WRITTEN INSTRUCTION. State the number of lines that hold the string "fare", with nothing added.

--*--

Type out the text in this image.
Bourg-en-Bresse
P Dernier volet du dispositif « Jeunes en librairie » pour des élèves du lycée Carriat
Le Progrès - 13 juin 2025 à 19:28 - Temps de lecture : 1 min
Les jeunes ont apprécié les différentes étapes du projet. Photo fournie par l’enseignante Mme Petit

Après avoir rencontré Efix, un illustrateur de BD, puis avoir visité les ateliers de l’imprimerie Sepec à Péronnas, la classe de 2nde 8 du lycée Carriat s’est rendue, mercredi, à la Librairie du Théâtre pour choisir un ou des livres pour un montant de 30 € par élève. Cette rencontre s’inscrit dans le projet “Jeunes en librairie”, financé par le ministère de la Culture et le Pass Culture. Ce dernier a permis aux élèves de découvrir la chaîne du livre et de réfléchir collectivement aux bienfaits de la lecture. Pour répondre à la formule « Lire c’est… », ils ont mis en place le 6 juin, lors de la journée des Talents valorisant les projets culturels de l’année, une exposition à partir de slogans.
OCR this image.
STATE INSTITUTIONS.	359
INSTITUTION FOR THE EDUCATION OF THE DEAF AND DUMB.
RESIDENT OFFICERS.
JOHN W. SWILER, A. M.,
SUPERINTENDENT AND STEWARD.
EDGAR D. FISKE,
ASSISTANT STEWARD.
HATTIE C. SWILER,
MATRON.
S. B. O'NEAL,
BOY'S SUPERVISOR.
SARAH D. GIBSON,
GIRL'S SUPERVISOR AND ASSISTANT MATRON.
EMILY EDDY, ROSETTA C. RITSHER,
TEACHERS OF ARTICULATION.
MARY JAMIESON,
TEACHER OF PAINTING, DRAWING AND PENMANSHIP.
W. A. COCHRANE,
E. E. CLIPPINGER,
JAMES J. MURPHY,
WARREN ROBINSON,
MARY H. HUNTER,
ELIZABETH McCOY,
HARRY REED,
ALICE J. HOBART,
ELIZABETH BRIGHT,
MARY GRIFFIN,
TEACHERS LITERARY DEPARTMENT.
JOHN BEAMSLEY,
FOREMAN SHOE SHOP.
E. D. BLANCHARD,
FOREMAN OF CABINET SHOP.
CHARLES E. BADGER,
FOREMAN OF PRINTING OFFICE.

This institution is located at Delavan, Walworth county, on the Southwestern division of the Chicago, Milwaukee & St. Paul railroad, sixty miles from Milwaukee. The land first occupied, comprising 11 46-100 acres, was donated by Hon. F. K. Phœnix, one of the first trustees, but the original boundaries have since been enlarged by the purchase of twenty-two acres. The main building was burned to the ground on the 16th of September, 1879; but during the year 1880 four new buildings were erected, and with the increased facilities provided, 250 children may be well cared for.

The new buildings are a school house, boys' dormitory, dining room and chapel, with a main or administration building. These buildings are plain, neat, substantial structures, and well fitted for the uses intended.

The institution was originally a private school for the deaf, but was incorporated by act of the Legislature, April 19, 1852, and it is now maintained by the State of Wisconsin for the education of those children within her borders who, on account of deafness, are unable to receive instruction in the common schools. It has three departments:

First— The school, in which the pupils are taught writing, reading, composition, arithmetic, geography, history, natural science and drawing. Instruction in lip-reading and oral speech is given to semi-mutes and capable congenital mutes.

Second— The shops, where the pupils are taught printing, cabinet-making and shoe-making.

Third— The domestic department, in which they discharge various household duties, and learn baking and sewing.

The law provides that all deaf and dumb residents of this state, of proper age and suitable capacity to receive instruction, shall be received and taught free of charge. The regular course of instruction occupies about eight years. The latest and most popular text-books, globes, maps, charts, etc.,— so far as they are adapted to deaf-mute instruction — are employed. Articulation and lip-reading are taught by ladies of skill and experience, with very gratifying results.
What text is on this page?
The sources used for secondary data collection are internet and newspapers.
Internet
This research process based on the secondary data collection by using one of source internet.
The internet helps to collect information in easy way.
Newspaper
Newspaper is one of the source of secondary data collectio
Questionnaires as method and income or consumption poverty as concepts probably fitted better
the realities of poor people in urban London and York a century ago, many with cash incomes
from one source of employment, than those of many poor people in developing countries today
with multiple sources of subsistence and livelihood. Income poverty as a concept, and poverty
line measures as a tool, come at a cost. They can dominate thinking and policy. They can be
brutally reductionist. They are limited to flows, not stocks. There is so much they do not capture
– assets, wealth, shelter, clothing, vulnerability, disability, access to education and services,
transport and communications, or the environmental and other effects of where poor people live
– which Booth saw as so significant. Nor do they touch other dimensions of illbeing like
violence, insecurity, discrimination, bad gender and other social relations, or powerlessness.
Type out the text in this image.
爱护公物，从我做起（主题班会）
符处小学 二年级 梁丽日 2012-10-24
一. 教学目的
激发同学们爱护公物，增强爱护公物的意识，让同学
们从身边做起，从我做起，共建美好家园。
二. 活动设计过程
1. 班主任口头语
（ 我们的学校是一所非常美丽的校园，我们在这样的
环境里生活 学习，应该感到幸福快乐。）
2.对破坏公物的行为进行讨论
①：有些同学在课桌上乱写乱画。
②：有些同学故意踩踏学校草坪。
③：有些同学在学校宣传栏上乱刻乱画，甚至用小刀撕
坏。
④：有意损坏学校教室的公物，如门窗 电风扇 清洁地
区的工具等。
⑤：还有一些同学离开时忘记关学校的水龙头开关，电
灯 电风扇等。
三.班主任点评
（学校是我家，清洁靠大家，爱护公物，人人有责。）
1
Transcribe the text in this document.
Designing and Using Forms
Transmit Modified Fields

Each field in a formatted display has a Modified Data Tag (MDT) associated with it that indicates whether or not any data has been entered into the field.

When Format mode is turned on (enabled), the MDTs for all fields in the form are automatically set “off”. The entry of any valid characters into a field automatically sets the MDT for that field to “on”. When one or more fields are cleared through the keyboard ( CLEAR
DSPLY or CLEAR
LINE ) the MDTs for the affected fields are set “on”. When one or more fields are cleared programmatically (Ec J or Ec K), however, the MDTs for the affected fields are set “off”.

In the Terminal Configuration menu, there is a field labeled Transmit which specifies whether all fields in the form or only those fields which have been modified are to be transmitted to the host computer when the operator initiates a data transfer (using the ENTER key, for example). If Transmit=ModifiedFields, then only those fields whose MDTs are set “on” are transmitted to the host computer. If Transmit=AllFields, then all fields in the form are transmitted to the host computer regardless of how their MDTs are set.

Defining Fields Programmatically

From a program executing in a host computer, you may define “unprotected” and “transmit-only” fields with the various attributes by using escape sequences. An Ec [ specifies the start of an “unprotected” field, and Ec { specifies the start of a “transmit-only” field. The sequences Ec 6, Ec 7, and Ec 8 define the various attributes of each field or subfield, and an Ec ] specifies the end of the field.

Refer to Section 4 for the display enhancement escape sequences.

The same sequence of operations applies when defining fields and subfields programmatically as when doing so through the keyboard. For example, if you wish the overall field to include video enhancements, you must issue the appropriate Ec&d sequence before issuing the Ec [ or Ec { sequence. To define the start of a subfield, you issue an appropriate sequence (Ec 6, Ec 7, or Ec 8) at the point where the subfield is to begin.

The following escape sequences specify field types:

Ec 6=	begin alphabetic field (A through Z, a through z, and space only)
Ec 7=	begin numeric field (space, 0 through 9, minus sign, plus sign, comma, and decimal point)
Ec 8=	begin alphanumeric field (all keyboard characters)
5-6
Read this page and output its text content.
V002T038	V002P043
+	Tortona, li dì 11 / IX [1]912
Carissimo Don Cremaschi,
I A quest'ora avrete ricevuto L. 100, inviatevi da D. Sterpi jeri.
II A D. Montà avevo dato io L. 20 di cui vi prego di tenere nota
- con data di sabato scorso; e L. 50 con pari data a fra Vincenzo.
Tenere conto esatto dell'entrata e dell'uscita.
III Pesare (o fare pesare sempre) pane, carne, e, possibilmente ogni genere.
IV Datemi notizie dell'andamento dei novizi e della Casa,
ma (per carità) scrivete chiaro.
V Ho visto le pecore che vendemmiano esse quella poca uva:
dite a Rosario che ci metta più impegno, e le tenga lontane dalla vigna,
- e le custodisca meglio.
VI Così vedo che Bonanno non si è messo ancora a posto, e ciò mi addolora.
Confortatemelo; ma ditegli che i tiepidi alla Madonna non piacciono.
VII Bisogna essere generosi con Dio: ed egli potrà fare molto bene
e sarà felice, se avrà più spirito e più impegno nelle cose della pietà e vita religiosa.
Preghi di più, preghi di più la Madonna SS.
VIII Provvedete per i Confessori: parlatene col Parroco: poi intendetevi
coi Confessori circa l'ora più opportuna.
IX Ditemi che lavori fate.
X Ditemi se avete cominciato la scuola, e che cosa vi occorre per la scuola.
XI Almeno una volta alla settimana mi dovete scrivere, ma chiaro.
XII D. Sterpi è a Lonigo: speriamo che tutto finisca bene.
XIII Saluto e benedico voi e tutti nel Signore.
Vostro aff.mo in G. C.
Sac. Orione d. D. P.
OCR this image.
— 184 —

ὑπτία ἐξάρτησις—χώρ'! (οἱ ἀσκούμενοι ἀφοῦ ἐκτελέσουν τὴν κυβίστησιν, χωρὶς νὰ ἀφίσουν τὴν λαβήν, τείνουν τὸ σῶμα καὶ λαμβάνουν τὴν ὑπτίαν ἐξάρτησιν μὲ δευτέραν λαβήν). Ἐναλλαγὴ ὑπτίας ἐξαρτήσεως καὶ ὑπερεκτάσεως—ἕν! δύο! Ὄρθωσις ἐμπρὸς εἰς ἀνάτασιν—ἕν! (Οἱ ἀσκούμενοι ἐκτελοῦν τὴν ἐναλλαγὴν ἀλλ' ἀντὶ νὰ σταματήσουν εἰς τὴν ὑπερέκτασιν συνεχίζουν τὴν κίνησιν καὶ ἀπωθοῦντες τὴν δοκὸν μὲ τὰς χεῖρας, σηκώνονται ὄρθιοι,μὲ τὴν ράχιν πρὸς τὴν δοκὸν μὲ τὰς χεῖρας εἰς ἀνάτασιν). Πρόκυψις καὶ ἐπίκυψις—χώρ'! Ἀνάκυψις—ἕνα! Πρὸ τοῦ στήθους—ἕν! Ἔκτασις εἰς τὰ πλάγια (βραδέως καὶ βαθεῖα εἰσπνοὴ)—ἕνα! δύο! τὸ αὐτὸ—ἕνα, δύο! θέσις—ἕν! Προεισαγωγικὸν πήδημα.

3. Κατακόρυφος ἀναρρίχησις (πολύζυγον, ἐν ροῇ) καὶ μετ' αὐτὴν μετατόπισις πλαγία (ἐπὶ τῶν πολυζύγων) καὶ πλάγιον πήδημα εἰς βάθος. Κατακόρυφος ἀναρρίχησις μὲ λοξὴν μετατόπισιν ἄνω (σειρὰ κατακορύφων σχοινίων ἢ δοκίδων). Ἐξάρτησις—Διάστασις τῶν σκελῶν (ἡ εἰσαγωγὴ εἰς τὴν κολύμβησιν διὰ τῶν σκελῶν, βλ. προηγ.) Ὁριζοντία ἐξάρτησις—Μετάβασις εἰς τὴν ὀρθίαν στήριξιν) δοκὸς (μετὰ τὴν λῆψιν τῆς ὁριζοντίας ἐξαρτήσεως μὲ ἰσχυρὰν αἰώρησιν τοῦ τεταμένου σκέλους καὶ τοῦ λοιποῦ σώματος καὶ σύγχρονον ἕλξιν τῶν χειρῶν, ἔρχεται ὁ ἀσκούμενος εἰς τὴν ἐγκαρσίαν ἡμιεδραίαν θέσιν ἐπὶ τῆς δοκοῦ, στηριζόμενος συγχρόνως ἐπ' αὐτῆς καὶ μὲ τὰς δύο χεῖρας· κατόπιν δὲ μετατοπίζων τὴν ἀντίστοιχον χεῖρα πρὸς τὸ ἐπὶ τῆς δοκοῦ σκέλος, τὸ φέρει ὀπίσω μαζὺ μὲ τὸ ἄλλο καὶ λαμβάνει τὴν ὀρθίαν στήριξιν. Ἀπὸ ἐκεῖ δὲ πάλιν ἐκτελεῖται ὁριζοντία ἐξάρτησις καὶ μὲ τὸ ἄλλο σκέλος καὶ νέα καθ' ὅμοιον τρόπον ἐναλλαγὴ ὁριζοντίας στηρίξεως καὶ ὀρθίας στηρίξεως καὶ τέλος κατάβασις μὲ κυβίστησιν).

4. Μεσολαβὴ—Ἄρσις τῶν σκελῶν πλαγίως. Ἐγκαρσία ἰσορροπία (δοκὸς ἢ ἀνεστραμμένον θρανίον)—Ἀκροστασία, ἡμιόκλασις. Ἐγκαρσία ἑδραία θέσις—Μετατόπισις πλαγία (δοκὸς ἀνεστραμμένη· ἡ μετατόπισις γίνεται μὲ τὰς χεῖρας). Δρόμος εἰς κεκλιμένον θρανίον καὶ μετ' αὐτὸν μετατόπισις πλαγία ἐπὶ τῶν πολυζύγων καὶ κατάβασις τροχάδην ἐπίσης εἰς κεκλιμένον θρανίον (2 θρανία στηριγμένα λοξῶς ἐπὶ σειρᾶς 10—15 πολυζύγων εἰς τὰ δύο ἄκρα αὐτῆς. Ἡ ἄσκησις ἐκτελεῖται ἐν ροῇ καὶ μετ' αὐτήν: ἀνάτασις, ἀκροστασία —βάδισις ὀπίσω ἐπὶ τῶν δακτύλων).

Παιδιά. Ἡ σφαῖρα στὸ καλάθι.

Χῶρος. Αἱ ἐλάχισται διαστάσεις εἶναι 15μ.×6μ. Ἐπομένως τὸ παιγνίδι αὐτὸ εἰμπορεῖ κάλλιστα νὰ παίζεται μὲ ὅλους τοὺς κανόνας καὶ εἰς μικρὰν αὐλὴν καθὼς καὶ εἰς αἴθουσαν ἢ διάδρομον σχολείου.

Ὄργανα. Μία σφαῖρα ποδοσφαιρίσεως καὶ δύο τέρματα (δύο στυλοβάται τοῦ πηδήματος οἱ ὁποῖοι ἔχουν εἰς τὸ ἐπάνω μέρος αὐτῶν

--*--

FULL OUTPUT. 2